■ **What to produce**
From the listing below, count the lines where the string "JSON" occurs. Give the number, with no other words.

═════ Recorded data ═════

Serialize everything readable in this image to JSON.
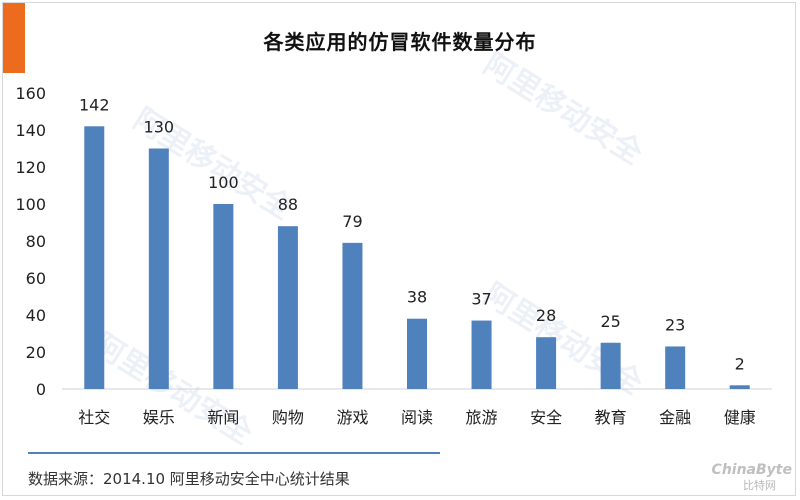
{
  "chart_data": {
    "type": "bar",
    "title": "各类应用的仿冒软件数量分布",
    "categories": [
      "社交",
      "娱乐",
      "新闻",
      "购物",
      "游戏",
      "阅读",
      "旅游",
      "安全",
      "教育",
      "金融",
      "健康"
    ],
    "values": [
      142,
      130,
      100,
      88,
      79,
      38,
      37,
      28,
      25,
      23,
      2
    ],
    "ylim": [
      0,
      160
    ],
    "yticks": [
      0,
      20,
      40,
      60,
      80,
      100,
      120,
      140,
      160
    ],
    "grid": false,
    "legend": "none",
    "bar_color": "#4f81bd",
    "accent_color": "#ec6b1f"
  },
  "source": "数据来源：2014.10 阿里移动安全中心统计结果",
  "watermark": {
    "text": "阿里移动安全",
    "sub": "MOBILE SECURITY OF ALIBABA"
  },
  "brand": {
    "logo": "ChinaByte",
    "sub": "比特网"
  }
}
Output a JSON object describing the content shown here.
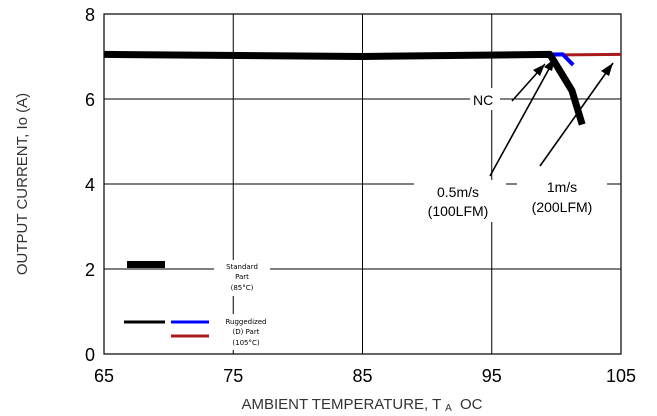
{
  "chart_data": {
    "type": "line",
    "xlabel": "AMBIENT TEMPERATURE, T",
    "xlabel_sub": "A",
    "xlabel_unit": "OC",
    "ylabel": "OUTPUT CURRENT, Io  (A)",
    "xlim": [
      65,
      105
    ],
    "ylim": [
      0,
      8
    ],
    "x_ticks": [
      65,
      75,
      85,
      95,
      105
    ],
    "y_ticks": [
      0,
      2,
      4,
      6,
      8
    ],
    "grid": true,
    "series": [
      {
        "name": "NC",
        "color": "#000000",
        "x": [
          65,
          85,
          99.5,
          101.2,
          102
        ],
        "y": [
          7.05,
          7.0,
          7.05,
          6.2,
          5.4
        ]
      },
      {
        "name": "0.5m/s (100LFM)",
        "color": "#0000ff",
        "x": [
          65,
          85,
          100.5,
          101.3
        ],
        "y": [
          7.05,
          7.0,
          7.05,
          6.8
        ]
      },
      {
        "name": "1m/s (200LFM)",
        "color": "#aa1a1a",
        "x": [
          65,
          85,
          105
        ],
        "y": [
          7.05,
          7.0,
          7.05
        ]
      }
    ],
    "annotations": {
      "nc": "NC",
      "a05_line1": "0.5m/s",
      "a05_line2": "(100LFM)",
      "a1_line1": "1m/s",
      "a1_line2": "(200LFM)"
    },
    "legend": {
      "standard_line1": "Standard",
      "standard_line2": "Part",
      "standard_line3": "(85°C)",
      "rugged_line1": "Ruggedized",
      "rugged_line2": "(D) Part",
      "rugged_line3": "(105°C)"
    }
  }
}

═════
═════ Recorded data ═════

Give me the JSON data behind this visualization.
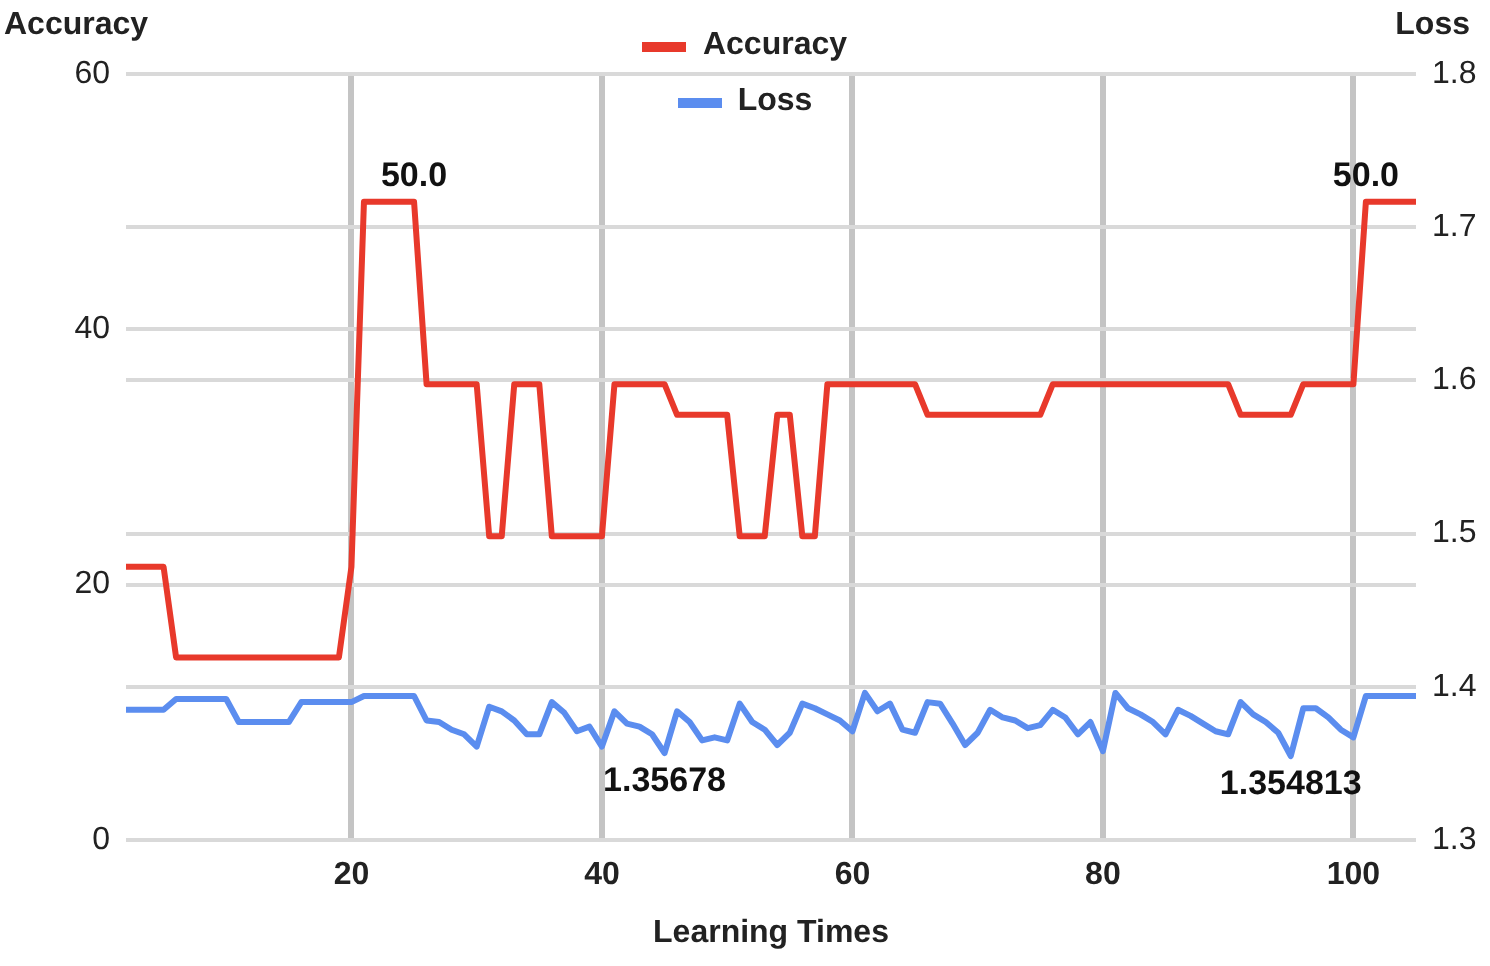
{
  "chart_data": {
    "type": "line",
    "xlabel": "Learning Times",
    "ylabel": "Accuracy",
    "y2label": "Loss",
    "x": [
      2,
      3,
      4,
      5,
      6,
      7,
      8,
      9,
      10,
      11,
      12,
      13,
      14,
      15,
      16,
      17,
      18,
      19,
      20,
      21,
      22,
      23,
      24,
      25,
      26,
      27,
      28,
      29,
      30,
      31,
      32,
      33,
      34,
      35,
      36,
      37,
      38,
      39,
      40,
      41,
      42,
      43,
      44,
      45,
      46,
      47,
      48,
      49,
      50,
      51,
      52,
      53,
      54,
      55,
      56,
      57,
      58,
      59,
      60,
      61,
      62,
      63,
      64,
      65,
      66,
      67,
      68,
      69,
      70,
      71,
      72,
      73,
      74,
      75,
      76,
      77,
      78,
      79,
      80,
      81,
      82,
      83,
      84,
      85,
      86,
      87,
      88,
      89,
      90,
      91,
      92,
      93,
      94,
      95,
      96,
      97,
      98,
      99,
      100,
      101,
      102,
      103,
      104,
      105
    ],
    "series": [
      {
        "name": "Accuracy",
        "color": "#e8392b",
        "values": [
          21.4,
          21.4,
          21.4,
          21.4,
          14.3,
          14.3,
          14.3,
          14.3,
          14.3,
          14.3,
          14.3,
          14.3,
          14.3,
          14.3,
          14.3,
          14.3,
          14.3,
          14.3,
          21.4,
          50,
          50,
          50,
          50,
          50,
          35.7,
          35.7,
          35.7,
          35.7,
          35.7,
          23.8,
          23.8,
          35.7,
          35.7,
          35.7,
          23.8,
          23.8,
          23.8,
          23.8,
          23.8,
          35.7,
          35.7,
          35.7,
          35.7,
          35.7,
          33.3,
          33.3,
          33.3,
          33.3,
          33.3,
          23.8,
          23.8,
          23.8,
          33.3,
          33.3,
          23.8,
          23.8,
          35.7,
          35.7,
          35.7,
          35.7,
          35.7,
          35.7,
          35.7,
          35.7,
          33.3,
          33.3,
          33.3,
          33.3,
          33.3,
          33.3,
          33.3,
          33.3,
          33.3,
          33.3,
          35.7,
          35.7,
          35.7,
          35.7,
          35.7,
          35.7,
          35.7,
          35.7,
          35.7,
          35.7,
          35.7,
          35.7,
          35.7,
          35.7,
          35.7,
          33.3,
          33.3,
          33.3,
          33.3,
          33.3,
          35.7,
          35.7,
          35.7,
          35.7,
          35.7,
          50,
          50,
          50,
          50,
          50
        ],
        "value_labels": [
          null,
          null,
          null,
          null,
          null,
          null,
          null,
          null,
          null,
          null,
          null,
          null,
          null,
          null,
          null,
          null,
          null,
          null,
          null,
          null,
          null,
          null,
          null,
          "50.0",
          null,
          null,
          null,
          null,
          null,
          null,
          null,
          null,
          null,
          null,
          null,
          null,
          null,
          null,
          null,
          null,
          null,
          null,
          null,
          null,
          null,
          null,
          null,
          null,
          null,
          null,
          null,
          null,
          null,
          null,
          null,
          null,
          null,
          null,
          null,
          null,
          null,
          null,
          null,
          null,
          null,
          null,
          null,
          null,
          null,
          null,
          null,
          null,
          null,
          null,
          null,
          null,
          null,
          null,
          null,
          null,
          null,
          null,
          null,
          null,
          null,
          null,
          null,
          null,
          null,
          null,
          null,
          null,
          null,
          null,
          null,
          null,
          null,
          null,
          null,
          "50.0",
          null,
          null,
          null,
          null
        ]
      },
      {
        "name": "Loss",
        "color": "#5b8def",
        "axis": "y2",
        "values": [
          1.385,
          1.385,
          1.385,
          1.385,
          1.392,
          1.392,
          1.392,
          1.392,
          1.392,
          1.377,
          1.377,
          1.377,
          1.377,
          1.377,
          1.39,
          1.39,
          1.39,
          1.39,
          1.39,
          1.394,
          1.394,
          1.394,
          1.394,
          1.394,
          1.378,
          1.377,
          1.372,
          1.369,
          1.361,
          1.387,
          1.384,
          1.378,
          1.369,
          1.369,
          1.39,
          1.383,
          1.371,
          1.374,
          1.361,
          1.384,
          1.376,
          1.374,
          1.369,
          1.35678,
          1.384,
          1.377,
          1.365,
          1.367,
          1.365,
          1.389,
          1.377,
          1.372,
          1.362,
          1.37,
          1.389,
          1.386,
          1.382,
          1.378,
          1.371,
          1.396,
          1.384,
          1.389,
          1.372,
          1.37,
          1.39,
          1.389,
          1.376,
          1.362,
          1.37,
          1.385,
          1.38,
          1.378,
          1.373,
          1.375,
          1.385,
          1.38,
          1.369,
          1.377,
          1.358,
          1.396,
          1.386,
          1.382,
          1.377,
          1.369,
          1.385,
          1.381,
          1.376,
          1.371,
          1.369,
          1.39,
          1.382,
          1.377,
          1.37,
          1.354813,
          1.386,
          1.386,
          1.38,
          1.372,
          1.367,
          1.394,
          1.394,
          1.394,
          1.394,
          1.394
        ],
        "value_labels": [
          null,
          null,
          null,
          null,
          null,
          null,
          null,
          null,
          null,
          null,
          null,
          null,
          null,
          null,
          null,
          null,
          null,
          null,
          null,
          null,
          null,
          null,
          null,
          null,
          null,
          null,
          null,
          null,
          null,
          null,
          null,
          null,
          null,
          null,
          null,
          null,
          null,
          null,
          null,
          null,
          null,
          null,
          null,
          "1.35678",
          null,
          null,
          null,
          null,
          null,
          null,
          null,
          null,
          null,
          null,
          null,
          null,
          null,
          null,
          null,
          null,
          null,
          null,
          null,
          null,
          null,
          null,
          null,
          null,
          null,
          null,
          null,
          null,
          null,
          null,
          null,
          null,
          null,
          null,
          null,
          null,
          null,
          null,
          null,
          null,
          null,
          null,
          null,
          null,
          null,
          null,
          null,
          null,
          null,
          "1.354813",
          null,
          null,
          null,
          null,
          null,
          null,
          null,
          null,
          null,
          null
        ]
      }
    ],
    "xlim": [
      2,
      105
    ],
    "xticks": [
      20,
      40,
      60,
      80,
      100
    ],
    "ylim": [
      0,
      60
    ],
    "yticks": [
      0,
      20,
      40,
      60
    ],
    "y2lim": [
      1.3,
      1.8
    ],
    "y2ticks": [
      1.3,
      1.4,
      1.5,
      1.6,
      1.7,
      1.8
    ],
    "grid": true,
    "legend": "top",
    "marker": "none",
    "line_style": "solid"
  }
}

═════

■ **Answer to this problem**
3